--- Start ---

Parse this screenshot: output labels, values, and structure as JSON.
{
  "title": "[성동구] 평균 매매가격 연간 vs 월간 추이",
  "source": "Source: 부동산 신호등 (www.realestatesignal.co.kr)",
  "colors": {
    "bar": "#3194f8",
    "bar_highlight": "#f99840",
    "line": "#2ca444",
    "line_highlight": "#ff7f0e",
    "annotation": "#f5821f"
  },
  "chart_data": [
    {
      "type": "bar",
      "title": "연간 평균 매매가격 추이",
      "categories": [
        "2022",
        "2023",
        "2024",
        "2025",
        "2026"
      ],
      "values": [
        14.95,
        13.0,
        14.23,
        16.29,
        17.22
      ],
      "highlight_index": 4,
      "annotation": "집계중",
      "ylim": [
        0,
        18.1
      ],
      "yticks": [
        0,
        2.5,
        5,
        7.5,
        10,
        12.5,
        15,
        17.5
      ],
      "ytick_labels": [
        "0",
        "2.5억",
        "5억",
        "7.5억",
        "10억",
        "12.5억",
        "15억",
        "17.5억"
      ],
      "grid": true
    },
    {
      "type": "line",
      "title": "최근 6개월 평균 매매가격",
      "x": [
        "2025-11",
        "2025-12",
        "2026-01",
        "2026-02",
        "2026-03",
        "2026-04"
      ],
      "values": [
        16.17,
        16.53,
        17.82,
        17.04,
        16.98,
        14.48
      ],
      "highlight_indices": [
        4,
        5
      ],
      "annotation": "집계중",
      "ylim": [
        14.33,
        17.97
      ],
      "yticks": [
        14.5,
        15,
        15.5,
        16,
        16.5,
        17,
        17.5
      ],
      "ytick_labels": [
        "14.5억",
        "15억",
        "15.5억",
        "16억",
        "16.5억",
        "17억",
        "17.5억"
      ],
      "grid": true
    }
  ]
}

--- End ---

» **AIM OF THE TASK**:
Write the complete data out, exactly as above.

» **SOLVED EXERCISE**:
Parse this screenshot: output labels, values, and structure as JSON.
{
  "title": "[성동구] 평균 매매가격 연간 vs 월간 추이",
  "source": "Source: 부동산 신호등 (www.realestatesignal.co.kr)",
  "colors": {
    "bar": "#3194f8",
    "bar_highlight": "#f99840",
    "line": "#2ca444",
    "line_highlight": "#ff7f0e",
    "annotation": "#f5821f"
  },
  "chart_data": [
    {
      "type": "bar",
      "title": "연간 평균 매매가격 추이",
      "categories": [
        "2022",
        "2023",
        "2024",
        "2025",
        "2026"
      ],
      "values": [
        14.95,
        13.0,
        14.23,
        16.29,
        17.22
      ],
      "highlight_index": 4,
      "annotation": "집계중",
      "ylim": [
        0,
        18.1
      ],
      "yticks": [
        0,
        2.5,
        5,
        7.5,
        10,
        12.5,
        15,
        17.5
      ],
      "ytick_labels": [
        "0",
        "2.5억",
        "5억",
        "7.5억",
        "10억",
        "12.5억",
        "15억",
        "17.5억"
      ],
      "grid": true
    },
    {
      "type": "line",
      "title": "최근 6개월 평균 매매가격",
      "x": [
        "2025-11",
        "2025-12",
        "2026-01",
        "2026-02",
        "2026-03",
        "2026-04"
      ],
      "values": [
        16.17,
        16.53,
        17.82,
        17.04,
        16.98,
        14.48
      ],
      "highlight_indices": [
        4,
        5
      ],
      "annotation": "집계중",
      "ylim": [
        14.33,
        17.97
      ],
      "yticks": [
        14.5,
        15,
        15.5,
        16,
        16.5,
        17,
        17.5
      ],
      "ytick_labels": [
        "14.5억",
        "15억",
        "15.5억",
        "16억",
        "16.5억",
        "17억",
        "17.5억"
      ],
      "grid": true
    }
  ]
}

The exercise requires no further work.